>> BEGIN Records for this task

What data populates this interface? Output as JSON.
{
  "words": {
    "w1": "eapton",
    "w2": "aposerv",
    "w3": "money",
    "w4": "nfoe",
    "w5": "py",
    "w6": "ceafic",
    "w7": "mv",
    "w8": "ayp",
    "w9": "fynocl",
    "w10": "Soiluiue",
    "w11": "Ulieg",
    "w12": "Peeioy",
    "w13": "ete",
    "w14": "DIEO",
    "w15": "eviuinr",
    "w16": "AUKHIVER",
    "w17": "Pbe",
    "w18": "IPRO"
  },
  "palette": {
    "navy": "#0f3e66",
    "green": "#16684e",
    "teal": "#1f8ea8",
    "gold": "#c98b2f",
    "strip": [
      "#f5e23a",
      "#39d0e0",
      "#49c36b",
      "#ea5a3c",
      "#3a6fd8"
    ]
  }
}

>> END Records for this task

▶ _Aim of the task_:
Each line of the listing should be copied exactly.

▶ _Written answer_:
What data populates this interface? Output as JSON.
{
  "words": {
    "w1": "eapton",
    "w2": "aposerv",
    "w3": "money",
    "w4": "nfoe",
    "w5": "py",
    "w6": "ceafic",
    "w7": "mv",
    "w8": "ayp",
    "w9": "fynocl",
    "w10": "Soiluiue",
    "w11": "Ulieg",
    "w12": "Peeioy",
    "w13": "ete",
    "w14": "DIEO",
    "w15": "eviuinr",
    "w16": "AUKHIVER",
    "w17": "Pbe",
    "w18": "IPRO"
  },
  "palette": {
    "navy": "#0f3e66",
    "green": "#16684e",
    "teal": "#1f8ea8",
    "gold": "#c98b2f",
    "strip": [
      "#f5e23a",
      "#39d0e0",
      "#49c36b",
      "#ea5a3c",
      "#3a6fd8"
    ]
  }
}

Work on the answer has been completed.